● AIM: Pull each line holding "interest" out of the entries below.

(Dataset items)
************
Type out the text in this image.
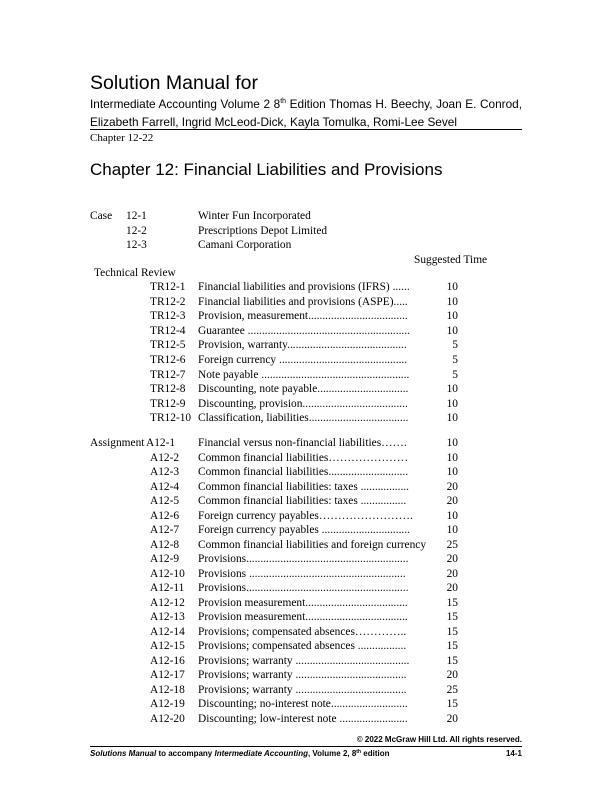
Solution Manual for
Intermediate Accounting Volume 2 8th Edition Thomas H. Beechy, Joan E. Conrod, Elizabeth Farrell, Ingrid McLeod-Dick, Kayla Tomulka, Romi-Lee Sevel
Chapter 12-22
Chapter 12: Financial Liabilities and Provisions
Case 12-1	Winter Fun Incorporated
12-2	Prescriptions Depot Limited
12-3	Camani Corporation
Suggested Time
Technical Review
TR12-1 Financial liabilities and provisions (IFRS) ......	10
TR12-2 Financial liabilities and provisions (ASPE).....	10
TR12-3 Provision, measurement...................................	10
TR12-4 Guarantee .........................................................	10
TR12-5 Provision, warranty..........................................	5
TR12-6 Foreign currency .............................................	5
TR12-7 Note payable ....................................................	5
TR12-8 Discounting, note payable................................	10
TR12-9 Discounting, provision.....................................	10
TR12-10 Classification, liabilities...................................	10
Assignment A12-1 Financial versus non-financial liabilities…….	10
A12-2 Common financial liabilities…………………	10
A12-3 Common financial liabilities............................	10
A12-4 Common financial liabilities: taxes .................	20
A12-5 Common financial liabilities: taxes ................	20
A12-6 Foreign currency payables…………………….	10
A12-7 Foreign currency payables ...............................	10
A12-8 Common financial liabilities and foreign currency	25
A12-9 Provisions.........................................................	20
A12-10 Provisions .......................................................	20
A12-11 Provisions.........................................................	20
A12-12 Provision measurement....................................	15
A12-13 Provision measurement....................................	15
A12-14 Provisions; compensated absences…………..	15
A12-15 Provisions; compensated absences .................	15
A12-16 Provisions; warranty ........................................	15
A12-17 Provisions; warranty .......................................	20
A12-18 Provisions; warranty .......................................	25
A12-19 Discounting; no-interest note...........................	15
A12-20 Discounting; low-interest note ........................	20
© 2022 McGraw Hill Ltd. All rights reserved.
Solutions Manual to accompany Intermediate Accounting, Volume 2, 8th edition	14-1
************
● RESULT OF THIS TASK:
A12-19 Discounting; no-interest note...........................	15
A12-20 Discounting; low-interest note ........................	20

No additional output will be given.